Provided records:
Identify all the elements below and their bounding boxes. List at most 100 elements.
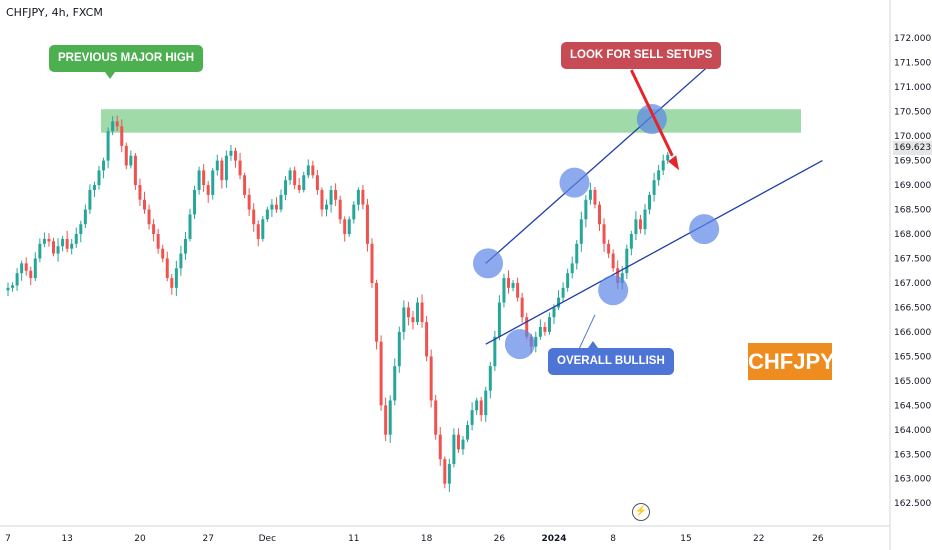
candle-body [566, 273, 570, 288]
candle-body [557, 297, 561, 308]
touch-circle-marker [689, 214, 720, 245]
candle-body [625, 248, 629, 274]
time-tick-label: 27 [202, 534, 213, 544]
candle-body [38, 243, 42, 259]
candle-body [375, 282, 379, 342]
overall-bullish-label: OVERALL BULLISH [548, 341, 674, 375]
candle-body [648, 194, 652, 210]
candle-body [224, 155, 228, 181]
candle-body [288, 170, 292, 181]
candle-body [416, 302, 419, 323]
sell-arrow-shaft [629, 69, 674, 157]
time-tick-label: 7 [5, 534, 11, 544]
touch-circle-marker [504, 329, 535, 360]
candle-body [588, 189, 592, 200]
candle-body [106, 131, 110, 161]
candle-body [234, 150, 237, 161]
price-tick-label: 164.500 [894, 401, 931, 411]
candle-body [484, 390, 488, 416]
candle-body [479, 400, 483, 416]
candle-body [666, 154, 670, 161]
candle-body [466, 424, 470, 440]
sell-setups-label: LOOK FOR SELL SETUPS [561, 42, 722, 69]
time-tick-label: 15 [680, 534, 691, 544]
price-tick-label: 167.500 [894, 254, 931, 264]
price-tick-label: 167.000 [894, 279, 931, 289]
previous-major-high-label: PREVIOUS MAJOR HIGH [49, 45, 204, 79]
candle-body [211, 170, 215, 195]
candle-body [65, 238, 69, 249]
candle-body [334, 189, 338, 200]
candle-body [652, 180, 656, 195]
candle-body [179, 253, 183, 269]
candle-body [511, 282, 515, 288]
candle-body [406, 307, 410, 318]
candle-body [174, 268, 178, 288]
candle-body [561, 287, 565, 298]
candle-body [302, 175, 306, 190]
candle-body [297, 185, 301, 190]
candle-body [447, 464, 451, 484]
touch-circle-marker [636, 103, 667, 134]
price-axis[interactable]: 172.000 171.500 171.000 170.500 170.000 169.5… [889, 0, 931, 550]
price-tick-label: 166.500 [894, 303, 931, 313]
candle-body [661, 160, 665, 171]
channel-upper-line [485, 57, 719, 264]
candle-body [6, 287, 10, 291]
candle-body [547, 317, 551, 332]
candle-body [538, 327, 542, 337]
touch-circle-marker [473, 248, 504, 279]
price-tick-label: 170.500 [894, 108, 931, 118]
touch-circle-marker [598, 275, 629, 306]
time-axis[interactable]: 7 13 20 27 Dec 11 18 26 2024 8 15 22 26 [0, 525, 890, 544]
candle-body [602, 224, 606, 244]
candle-body [552, 307, 556, 318]
candle-body [15, 273, 19, 286]
candles-layer [6, 109, 801, 492]
candle-body [102, 160, 106, 171]
price-tick-label: 170.000 [894, 132, 931, 142]
candle-body [284, 180, 288, 195]
candle-body [265, 209, 269, 220]
sell-arrow-head [668, 155, 680, 171]
candle-body [252, 209, 256, 225]
candle-body [61, 238, 65, 247]
candle-body [170, 278, 174, 288]
candle-body [520, 297, 524, 318]
candle-body [52, 241, 55, 254]
candle-body [74, 234, 78, 244]
candle-body [120, 126, 124, 146]
candle-body [620, 273, 624, 283]
last-price-tag: 169.623 [893, 141, 932, 155]
candle-body [306, 165, 310, 176]
candle-body [461, 439, 465, 450]
candle-body [593, 189, 597, 205]
candle-body [229, 150, 233, 156]
candle-body [365, 204, 369, 244]
time-tick-label: 18 [421, 534, 433, 544]
candle-body [470, 410, 474, 425]
candle-body [215, 160, 219, 171]
price-tick-label: 163.000 [894, 475, 931, 485]
price-tick-label: 169.500 [894, 157, 931, 167]
candle-body [161, 248, 165, 259]
candle-body [202, 170, 206, 186]
candle-body [456, 434, 460, 450]
price-tick-label: 164.000 [894, 426, 931, 436]
candle-body [584, 199, 588, 220]
lightning-icon[interactable]: ⚡ [632, 503, 650, 521]
time-tick-label: 26 [494, 534, 506, 544]
candle-body [534, 336, 538, 347]
symbol-header[interactable]: CHFJPY, 4h, FXCM [6, 6, 103, 19]
candle-body [129, 155, 133, 166]
candle-body [24, 263, 28, 271]
price-tick-label: 172.000 [894, 34, 931, 44]
candle-body [397, 331, 401, 367]
price-tick-label: 165.500 [894, 352, 931, 362]
candle-body [115, 121, 119, 127]
candle-body [434, 400, 438, 435]
candle-body [343, 219, 347, 235]
candle-body [329, 189, 333, 205]
candle-body [274, 204, 278, 210]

Objective:
Print these entries again line for line, covering every entry and omitting the pictures.

Expected answer:
Identify all the elements below and their bounding boxes. List at most 100 elements.
candle-body [566, 273, 570, 288]
candle-body [557, 297, 561, 308]
touch-circle-marker [689, 214, 720, 245]
candle-body [625, 248, 629, 274]
time-tick-label: 27 [202, 534, 213, 544]
candle-body [38, 243, 42, 259]
candle-body [375, 282, 379, 342]
overall-bullish-label: OVERALL BULLISH [548, 341, 674, 375]
candle-body [648, 194, 652, 210]
candle-body [224, 155, 228, 181]
candle-body [288, 170, 292, 181]
candle-body [416, 302, 419, 323]
sell-arrow-shaft [629, 69, 674, 157]
time-tick-label: 7 [5, 534, 11, 544]
touch-circle-marker [504, 329, 535, 360]
candle-body [588, 189, 592, 200]
candle-body [106, 131, 110, 161]
candle-body [234, 150, 237, 161]
price-tick-label: 164.500 [894, 401, 931, 411]
candle-body [484, 390, 488, 416]
candle-body [479, 400, 483, 416]
candle-body [666, 154, 670, 161]
candle-body [466, 424, 470, 440]
sell-setups-label: LOOK FOR SELL SETUPS [561, 42, 722, 69]
time-tick-label: 15 [680, 534, 691, 544]
price-tick-label: 167.500 [894, 254, 931, 264]
price-tick-label: 167.000 [894, 279, 931, 289]
previous-major-high-label: PREVIOUS MAJOR HIGH [49, 45, 204, 79]
candle-body [211, 170, 215, 195]
candle-body [65, 238, 69, 249]
candle-body [334, 189, 338, 200]
candle-body [652, 180, 656, 195]
candle-body [179, 253, 183, 269]
candle-body [511, 282, 515, 288]
candle-body [406, 307, 410, 318]
candle-body [174, 268, 178, 288]
candle-body [561, 287, 565, 298]
candle-body [302, 175, 306, 190]
candle-body [297, 185, 301, 190]
candle-body [447, 464, 451, 484]
touch-circle-marker [636, 103, 667, 134]
price-axis[interactable]: 172.000 171.500 171.000 170.500 170.000 169.5… [889, 0, 931, 550]
price-tick-label: 166.500 [894, 303, 931, 313]
candle-body [661, 160, 665, 171]
channel-upper-line [485, 57, 719, 264]
candle-body [6, 287, 10, 291]
candle-body [547, 317, 551, 332]
candle-body [538, 327, 542, 337]
touch-circle-marker [473, 248, 504, 279]
price-tick-label: 170.500 [894, 108, 931, 118]
touch-circle-marker [598, 275, 629, 306]
time-axis[interactable]: 7 13 20 27 Dec 11 18 26 2024 8 15 22 26 [0, 525, 890, 544]
candle-body [602, 224, 606, 244]
candle-body [552, 307, 556, 318]
candle-body [15, 273, 19, 286]
candles-layer [6, 109, 801, 492]
candle-body [102, 160, 106, 171]
price-tick-label: 170.000 [894, 132, 931, 142]
candle-body [284, 180, 288, 195]
candle-body [265, 209, 269, 220]
sell-arrow-head [668, 155, 680, 171]
candle-body [252, 209, 256, 225]
candle-body [61, 238, 65, 247]
candle-body [170, 278, 174, 288]
candle-body [520, 297, 524, 318]
candle-body [52, 241, 55, 254]
candle-body [74, 234, 78, 244]
candle-body [120, 126, 124, 146]
candle-body [620, 273, 624, 283]
last-price-tag: 169.623 [893, 141, 932, 155]
candle-body [306, 165, 310, 176]
candle-body [461, 439, 465, 450]
candle-body [593, 189, 597, 205]
candle-body [229, 150, 233, 156]
candle-body [365, 204, 369, 244]
time-tick-label: 18 [421, 534, 433, 544]
candle-body [470, 410, 474, 425]
candle-body [215, 160, 219, 171]
price-tick-label: 163.000 [894, 475, 931, 485]
price-tick-label: 169.500 [894, 157, 931, 167]
candle-body [161, 248, 165, 259]
candle-body [202, 170, 206, 186]
candle-body [456, 434, 460, 450]
price-tick-label: 164.000 [894, 426, 931, 436]
candle-body [584, 199, 588, 220]
lightning-icon[interactable]: ⚡ [632, 503, 650, 521]
time-tick-label: 26 [494, 534, 506, 544]
candle-body [534, 336, 538, 347]
symbol-header[interactable]: CHFJPY, 4h, FXCM [6, 6, 103, 19]
candle-body [129, 155, 133, 166]
candle-body [24, 263, 28, 271]
price-tick-label: 172.000 [894, 34, 931, 44]
candle-body [397, 331, 401, 367]
price-tick-label: 165.500 [894, 352, 931, 362]
candle-body [115, 121, 119, 127]
candle-body [434, 400, 438, 435]
candle-body [343, 219, 347, 235]
candle-body [329, 189, 333, 205]
candle-body [274, 204, 278, 210]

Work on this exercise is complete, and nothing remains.